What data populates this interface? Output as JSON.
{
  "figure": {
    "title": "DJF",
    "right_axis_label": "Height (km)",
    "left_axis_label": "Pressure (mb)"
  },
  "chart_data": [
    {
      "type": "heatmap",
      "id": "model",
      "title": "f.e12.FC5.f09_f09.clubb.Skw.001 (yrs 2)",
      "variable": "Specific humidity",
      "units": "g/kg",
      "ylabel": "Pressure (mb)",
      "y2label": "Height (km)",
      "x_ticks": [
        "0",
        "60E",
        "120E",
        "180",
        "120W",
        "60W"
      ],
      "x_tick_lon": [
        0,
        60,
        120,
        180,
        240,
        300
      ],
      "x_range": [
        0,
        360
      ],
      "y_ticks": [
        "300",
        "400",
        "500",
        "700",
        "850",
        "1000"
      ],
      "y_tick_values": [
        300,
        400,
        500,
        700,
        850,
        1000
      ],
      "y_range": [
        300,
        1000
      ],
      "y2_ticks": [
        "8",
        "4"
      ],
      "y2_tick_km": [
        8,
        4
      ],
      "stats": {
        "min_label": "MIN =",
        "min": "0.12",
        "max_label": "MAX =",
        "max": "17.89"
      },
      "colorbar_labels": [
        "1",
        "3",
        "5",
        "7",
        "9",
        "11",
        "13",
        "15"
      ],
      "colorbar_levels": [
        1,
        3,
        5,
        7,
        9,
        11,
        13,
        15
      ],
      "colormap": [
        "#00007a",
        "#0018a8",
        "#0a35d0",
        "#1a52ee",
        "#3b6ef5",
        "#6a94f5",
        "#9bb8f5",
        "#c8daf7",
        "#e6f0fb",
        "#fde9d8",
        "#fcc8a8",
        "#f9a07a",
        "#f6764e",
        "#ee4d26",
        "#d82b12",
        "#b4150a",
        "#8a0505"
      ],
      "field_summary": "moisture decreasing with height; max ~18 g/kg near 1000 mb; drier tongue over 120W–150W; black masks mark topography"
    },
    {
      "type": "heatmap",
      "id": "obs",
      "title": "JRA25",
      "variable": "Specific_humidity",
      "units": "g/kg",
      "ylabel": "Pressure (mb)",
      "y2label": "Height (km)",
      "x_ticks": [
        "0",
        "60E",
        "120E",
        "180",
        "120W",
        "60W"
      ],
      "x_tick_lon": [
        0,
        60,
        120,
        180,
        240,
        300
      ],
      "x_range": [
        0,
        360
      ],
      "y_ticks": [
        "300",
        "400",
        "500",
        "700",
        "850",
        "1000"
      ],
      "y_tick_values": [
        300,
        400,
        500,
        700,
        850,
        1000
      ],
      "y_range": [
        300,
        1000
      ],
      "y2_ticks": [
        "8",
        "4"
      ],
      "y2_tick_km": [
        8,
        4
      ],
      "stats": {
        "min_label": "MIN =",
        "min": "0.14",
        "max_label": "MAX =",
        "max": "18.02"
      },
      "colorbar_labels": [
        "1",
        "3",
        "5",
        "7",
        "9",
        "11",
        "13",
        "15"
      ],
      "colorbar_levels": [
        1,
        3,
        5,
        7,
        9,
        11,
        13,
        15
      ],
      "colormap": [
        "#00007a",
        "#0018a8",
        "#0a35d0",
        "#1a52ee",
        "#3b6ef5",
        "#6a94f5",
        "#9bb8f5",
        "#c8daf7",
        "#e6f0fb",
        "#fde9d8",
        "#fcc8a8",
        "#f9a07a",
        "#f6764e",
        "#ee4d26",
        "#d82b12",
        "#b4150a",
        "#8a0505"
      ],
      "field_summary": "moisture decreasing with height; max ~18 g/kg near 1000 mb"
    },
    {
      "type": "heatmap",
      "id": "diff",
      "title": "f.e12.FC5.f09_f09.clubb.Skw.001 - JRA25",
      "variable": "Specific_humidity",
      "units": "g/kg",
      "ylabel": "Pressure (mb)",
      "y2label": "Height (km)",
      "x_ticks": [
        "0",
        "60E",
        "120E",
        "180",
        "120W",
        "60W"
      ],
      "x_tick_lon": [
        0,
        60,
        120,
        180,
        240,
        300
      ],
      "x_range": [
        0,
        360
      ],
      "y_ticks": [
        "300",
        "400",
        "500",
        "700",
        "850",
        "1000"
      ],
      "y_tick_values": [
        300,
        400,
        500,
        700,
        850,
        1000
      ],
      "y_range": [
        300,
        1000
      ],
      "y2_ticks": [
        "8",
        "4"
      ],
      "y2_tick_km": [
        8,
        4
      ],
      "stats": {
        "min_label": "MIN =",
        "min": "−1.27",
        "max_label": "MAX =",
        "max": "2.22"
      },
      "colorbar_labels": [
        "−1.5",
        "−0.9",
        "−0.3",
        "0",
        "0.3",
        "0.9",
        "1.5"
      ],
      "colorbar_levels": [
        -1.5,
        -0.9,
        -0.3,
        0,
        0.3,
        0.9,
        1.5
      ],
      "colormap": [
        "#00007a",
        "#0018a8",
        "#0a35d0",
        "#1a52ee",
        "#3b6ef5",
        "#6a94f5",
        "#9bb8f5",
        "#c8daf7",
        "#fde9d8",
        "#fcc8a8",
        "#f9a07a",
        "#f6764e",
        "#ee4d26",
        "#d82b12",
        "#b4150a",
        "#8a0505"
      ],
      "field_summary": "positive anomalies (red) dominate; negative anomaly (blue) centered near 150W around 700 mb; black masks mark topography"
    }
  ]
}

**What to work on:**
Your task is to return the full listing exactly as it was given.

**Finished answer:**
What data populates this interface? Output as JSON.
{
  "figure": {
    "title": "DJF",
    "right_axis_label": "Height (km)",
    "left_axis_label": "Pressure (mb)"
  },
  "chart_data": [
    {
      "type": "heatmap",
      "id": "model",
      "title": "f.e12.FC5.f09_f09.clubb.Skw.001 (yrs 2)",
      "variable": "Specific humidity",
      "units": "g/kg",
      "ylabel": "Pressure (mb)",
      "y2label": "Height (km)",
      "x_ticks": [
        "0",
        "60E",
        "120E",
        "180",
        "120W",
        "60W"
      ],
      "x_tick_lon": [
        0,
        60,
        120,
        180,
        240,
        300
      ],
      "x_range": [
        0,
        360
      ],
      "y_ticks": [
        "300",
        "400",
        "500",
        "700",
        "850",
        "1000"
      ],
      "y_tick_values": [
        300,
        400,
        500,
        700,
        850,
        1000
      ],
      "y_range": [
        300,
        1000
      ],
      "y2_ticks": [
        "8",
        "4"
      ],
      "y2_tick_km": [
        8,
        4
      ],
      "stats": {
        "min_label": "MIN =",
        "min": "0.12",
        "max_label": "MAX =",
        "max": "17.89"
      },
      "colorbar_labels": [
        "1",
        "3",
        "5",
        "7",
        "9",
        "11",
        "13",
        "15"
      ],
      "colorbar_levels": [
        1,
        3,
        5,
        7,
        9,
        11,
        13,
        15
      ],
      "colormap": [
        "#00007a",
        "#0018a8",
        "#0a35d0",
        "#1a52ee",
        "#3b6ef5",
        "#6a94f5",
        "#9bb8f5",
        "#c8daf7",
        "#e6f0fb",
        "#fde9d8",
        "#fcc8a8",
        "#f9a07a",
        "#f6764e",
        "#ee4d26",
        "#d82b12",
        "#b4150a",
        "#8a0505"
      ],
      "field_summary": "moisture decreasing with height; max ~18 g/kg near 1000 mb; drier tongue over 120W–150W; black masks mark topography"
    },
    {
      "type": "heatmap",
      "id": "obs",
      "title": "JRA25",
      "variable": "Specific_humidity",
      "units": "g/kg",
      "ylabel": "Pressure (mb)",
      "y2label": "Height (km)",
      "x_ticks": [
        "0",
        "60E",
        "120E",
        "180",
        "120W",
        "60W"
      ],
      "x_tick_lon": [
        0,
        60,
        120,
        180,
        240,
        300
      ],
      "x_range": [
        0,
        360
      ],
      "y_ticks": [
        "300",
        "400",
        "500",
        "700",
        "850",
        "1000"
      ],
      "y_tick_values": [
        300,
        400,
        500,
        700,
        850,
        1000
      ],
      "y_range": [
        300,
        1000
      ],
      "y2_ticks": [
        "8",
        "4"
      ],
      "y2_tick_km": [
        8,
        4
      ],
      "stats": {
        "min_label": "MIN =",
        "min": "0.14",
        "max_label": "MAX =",
        "max": "18.02"
      },
      "colorbar_labels": [
        "1",
        "3",
        "5",
        "7",
        "9",
        "11",
        "13",
        "15"
      ],
      "colorbar_levels": [
        1,
        3,
        5,
        7,
        9,
        11,
        13,
        15
      ],
      "colormap": [
        "#00007a",
        "#0018a8",
        "#0a35d0",
        "#1a52ee",
        "#3b6ef5",
        "#6a94f5",
        "#9bb8f5",
        "#c8daf7",
        "#e6f0fb",
        "#fde9d8",
        "#fcc8a8",
        "#f9a07a",
        "#f6764e",
        "#ee4d26",
        "#d82b12",
        "#b4150a",
        "#8a0505"
      ],
      "field_summary": "moisture decreasing with height; max ~18 g/kg near 1000 mb"
    },
    {
      "type": "heatmap",
      "id": "diff",
      "title": "f.e12.FC5.f09_f09.clubb.Skw.001 - JRA25",
      "variable": "Specific_humidity",
      "units": "g/kg",
      "ylabel": "Pressure (mb)",
      "y2label": "Height (km)",
      "x_ticks": [
        "0",
        "60E",
        "120E",
        "180",
        "120W",
        "60W"
      ],
      "x_tick_lon": [
        0,
        60,
        120,
        180,
        240,
        300
      ],
      "x_range": [
        0,
        360
      ],
      "y_ticks": [
        "300",
        "400",
        "500",
        "700",
        "850",
        "1000"
      ],
      "y_tick_values": [
        300,
        400,
        500,
        700,
        850,
        1000
      ],
      "y_range": [
        300,
        1000
      ],
      "y2_ticks": [
        "8",
        "4"
      ],
      "y2_tick_km": [
        8,
        4
      ],
      "stats": {
        "min_label": "MIN =",
        "min": "−1.27",
        "max_label": "MAX =",
        "max": "2.22"
      },
      "colorbar_labels": [
        "−1.5",
        "−0.9",
        "−0.3",
        "0",
        "0.3",
        "0.9",
        "1.5"
      ],
      "colorbar_levels": [
        -1.5,
        -0.9,
        -0.3,
        0,
        0.3,
        0.9,
        1.5
      ],
      "colormap": [
        "#00007a",
        "#0018a8",
        "#0a35d0",
        "#1a52ee",
        "#3b6ef5",
        "#6a94f5",
        "#9bb8f5",
        "#c8daf7",
        "#fde9d8",
        "#fcc8a8",
        "#f9a07a",
        "#f6764e",
        "#ee4d26",
        "#d82b12",
        "#b4150a",
        "#8a0505"
      ],
      "field_summary": "positive anomalies (red) dominate; negative anomaly (blue) centered near 150W around 700 mb; black masks mark topography"
    }
  ]
}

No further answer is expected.